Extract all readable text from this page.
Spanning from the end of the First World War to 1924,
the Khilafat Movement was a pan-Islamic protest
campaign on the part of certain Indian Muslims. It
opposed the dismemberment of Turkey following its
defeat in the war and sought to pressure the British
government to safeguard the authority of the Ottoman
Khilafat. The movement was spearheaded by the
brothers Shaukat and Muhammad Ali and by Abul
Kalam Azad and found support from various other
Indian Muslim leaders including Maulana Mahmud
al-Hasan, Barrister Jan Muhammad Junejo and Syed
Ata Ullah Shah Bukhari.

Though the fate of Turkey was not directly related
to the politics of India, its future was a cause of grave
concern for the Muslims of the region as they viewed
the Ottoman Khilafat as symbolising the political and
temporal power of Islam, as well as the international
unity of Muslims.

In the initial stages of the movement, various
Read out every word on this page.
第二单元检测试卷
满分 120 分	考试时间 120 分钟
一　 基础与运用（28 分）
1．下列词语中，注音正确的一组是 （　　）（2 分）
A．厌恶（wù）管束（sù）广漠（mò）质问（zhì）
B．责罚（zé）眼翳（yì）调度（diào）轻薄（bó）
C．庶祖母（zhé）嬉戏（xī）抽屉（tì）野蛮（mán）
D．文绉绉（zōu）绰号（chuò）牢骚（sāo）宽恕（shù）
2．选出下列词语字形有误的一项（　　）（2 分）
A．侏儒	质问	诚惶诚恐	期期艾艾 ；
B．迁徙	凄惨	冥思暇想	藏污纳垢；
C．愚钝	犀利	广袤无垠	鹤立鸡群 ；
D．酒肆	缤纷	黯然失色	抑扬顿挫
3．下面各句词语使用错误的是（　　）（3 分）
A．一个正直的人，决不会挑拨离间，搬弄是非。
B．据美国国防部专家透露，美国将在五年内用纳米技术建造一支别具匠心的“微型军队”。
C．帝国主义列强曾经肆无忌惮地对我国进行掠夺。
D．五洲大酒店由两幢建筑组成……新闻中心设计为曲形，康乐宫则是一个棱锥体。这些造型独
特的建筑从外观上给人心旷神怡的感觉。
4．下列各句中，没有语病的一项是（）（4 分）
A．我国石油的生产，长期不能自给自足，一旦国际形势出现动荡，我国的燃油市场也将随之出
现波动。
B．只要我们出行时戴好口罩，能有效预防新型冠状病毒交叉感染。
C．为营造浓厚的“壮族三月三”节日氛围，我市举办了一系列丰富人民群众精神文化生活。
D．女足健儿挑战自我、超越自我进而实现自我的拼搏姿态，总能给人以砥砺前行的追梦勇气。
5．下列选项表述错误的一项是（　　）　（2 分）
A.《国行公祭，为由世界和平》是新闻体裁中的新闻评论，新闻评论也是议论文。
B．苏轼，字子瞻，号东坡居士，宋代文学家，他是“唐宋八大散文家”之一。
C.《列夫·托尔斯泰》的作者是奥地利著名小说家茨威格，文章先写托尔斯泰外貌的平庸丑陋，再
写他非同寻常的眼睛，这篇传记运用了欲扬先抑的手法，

= WHAT TO WORK ON =
Your task is to repeat every entry exactly.

= FINISHED TASK =
Extract all readable text from this page.
Spanning from the end of the First World War to 1924,
the Khilafat Movement was a pan-Islamic protest
campaign on the part of certain Indian Muslims. It
opposed the dismemberment of Turkey following its
defeat in the war and sought to pressure the British
government to safeguard the authority of the Ottoman
Khilafat. The movement was spearheaded by the
brothers Shaukat and Muhammad Ali and by Abul
Kalam Azad and found support from various other
Indian Muslim leaders including Maulana Mahmud
al-Hasan, Barrister Jan Muhammad Junejo and Syed
Ata Ullah Shah Bukhari.

Though the fate of Turkey was not directly related
to the politics of India, its future was a cause of grave
concern for the Muslims of the region as they viewed
the Ottoman Khilafat as symbolising the political and
temporal power of Islam, as well as the international
unity of Muslims.

In the initial stages of the movement, various
Read out every word on this page.
第二单元检测试卷
满分 120 分	考试时间 120 分钟
一　 基础与运用（28 分）
1．下列词语中，注音正确的一组是 （　　）（2 分）
A．厌恶（wù）管束（sù）广漠（mò）质问（zhì）
B．责罚（zé）眼翳（yì）调度（diào）轻薄（bó）
C．庶祖母（zhé）嬉戏（xī）抽屉（tì）野蛮（mán）
D．文绉绉（zōu）绰号（chuò）牢骚（sāo）宽恕（shù）
2．选出下列词语字形有误的一项（　　）（2 分）
A．侏儒	质问	诚惶诚恐	期期艾艾 ；
B．迁徙	凄惨	冥思暇想	藏污纳垢；
C．愚钝	犀利	广袤无垠	鹤立鸡群 ；
D．酒肆	缤纷	黯然失色	抑扬顿挫
3．下面各句词语使用错误的是（　　）（3 分）
A．一个正直的人，决不会挑拨离间，搬弄是非。
B．据美国国防部专家透露，美国将在五年内用纳米技术建造一支别具匠心的“微型军队”。
C．帝国主义列强曾经肆无忌惮地对我国进行掠夺。
D．五洲大酒店由两幢建筑组成……新闻中心设计为曲形，康乐宫则是一个棱锥体。这些造型独
特的建筑从外观上给人心旷神怡的感觉。
4．下列各句中，没有语病的一项是（）（4 分）
A．我国石油的生产，长期不能自给自足，一旦国际形势出现动荡，我国的燃油市场也将随之出
现波动。
B．只要我们出行时戴好口罩，能有效预防新型冠状病毒交叉感染。
C．为营造浓厚的“壮族三月三”节日氛围，我市举办了一系列丰富人民群众精神文化生活。
D．女足健儿挑战自我、超越自我进而实现自我的拼搏姿态，总能给人以砥砺前行的追梦勇气。
5．下列选项表述错误的一项是（　　）　（2 分）
A.《国行公祭，为由世界和平》是新闻体裁中的新闻评论，新闻评论也是议论文。
B．苏轼，字子瞻，号东坡居士，宋代文学家，他是“唐宋八大散文家”之一。
C.《列夫·托尔斯泰》的作者是奥地利著名小说家茨威格，文章先写托尔斯泰外貌的平庸丑陋，再
写他非同寻常的眼睛，这篇传记运用了欲扬先抑的手法，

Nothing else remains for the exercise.